#### [Dataset entries]
|---|

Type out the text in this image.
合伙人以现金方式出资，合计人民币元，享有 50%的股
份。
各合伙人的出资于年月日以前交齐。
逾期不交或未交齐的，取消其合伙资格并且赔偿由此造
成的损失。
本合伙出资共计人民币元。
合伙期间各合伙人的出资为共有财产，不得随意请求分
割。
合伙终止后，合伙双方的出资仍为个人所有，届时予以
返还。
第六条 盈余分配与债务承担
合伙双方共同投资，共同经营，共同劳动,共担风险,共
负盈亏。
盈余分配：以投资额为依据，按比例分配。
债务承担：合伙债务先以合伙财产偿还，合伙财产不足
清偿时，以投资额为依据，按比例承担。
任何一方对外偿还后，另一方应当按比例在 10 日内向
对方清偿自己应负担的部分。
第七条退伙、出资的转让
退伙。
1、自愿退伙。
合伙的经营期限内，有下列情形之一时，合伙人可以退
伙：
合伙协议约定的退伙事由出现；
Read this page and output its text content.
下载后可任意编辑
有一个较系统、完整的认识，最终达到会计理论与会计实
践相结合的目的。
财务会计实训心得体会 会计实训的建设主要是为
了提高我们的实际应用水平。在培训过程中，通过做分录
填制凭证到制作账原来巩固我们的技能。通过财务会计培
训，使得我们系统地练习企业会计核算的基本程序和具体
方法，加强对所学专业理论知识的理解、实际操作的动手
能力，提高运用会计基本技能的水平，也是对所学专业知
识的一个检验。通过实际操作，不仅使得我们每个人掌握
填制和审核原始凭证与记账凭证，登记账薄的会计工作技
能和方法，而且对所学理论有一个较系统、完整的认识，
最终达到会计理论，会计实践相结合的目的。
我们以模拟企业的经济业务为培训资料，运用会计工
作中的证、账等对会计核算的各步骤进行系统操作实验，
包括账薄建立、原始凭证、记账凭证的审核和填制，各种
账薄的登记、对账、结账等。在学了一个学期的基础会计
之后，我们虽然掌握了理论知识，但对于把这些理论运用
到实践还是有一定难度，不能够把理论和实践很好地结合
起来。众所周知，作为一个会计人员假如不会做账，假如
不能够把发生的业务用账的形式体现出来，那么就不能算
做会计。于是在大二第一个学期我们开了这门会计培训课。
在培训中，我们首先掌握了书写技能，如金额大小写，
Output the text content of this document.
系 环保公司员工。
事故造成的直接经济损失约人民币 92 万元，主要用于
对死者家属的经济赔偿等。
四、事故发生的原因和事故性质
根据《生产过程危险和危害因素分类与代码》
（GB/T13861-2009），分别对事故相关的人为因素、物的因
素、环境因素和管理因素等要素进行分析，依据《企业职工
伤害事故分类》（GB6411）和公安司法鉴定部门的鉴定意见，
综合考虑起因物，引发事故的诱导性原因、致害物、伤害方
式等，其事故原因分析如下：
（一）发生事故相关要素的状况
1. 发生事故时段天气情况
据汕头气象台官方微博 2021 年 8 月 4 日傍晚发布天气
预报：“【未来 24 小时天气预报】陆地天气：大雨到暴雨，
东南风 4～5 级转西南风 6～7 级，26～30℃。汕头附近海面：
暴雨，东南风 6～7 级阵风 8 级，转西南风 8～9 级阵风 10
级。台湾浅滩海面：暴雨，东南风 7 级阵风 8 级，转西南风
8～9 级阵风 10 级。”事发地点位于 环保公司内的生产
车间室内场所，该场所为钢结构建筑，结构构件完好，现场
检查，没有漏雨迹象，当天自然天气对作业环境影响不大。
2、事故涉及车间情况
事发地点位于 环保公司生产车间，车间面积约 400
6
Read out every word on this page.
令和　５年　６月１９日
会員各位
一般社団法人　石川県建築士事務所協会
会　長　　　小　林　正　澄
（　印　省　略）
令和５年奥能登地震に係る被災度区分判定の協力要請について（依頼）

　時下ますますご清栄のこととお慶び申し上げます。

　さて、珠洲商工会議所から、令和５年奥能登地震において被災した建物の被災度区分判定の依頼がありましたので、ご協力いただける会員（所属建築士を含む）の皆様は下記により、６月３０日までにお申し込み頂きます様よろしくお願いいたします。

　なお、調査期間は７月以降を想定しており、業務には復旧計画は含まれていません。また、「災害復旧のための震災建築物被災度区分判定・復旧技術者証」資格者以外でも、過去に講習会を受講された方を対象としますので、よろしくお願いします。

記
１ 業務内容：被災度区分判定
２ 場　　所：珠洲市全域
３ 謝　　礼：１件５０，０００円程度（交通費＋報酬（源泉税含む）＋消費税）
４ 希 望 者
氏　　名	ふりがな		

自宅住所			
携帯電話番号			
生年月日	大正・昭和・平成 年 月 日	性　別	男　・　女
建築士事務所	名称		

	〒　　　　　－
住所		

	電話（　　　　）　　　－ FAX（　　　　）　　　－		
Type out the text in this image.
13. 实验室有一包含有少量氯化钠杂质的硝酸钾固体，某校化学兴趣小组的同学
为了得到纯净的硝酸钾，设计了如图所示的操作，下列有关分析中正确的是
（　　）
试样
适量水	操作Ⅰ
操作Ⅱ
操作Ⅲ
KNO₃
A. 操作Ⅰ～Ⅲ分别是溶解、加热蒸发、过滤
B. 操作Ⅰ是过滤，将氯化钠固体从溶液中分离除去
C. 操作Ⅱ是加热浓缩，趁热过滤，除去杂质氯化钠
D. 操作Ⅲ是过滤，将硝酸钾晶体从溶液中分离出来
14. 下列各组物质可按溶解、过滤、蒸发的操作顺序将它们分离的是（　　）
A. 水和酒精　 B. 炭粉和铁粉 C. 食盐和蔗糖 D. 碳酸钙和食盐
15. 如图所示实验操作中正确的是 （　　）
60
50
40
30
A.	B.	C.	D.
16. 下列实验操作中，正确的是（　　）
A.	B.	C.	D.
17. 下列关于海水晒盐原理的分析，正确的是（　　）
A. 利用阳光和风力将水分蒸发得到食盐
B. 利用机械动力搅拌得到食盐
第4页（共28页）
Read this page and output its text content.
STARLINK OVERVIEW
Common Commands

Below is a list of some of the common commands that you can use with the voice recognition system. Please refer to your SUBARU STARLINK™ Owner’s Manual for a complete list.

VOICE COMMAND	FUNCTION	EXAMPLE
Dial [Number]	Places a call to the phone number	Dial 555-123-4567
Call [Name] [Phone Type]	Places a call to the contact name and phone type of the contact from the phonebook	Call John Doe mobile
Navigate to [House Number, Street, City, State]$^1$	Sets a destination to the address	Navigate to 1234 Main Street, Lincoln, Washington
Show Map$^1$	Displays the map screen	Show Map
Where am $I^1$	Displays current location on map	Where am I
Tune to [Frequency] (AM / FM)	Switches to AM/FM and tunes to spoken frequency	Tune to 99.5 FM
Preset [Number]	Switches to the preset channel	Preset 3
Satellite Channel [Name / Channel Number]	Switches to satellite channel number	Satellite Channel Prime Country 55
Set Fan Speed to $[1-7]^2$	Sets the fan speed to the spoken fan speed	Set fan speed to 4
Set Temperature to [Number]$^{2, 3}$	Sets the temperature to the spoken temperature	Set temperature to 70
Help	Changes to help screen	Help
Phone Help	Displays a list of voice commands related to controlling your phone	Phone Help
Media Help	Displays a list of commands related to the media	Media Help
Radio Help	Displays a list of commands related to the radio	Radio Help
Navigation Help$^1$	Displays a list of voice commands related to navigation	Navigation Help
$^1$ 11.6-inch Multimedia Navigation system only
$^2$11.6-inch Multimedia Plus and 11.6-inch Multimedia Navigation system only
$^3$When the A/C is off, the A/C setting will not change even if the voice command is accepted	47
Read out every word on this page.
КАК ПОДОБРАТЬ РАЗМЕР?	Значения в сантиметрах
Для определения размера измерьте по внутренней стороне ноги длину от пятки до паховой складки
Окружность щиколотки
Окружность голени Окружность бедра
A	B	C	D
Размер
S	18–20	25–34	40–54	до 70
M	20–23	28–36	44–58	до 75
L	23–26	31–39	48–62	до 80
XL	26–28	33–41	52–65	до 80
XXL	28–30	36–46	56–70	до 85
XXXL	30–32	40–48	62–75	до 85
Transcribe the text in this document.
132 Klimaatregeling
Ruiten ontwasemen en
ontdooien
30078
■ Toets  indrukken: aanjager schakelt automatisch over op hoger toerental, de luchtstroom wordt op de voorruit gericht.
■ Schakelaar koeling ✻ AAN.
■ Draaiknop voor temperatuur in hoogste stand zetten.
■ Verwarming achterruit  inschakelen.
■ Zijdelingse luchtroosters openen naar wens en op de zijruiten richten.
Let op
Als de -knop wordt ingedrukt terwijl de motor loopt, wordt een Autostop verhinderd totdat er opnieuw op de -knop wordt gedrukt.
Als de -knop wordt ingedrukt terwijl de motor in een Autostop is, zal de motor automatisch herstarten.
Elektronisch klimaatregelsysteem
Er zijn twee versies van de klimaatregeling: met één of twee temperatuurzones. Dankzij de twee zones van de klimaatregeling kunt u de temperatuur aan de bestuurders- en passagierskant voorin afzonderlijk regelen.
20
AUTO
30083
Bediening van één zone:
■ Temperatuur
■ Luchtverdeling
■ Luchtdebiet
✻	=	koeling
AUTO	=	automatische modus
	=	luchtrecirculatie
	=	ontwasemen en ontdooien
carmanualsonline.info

|---|

Search the lines above for the string "document" and copy each line that has it.

#### [Complete response]
Output the text content of this document.
Transcribe the text in this document.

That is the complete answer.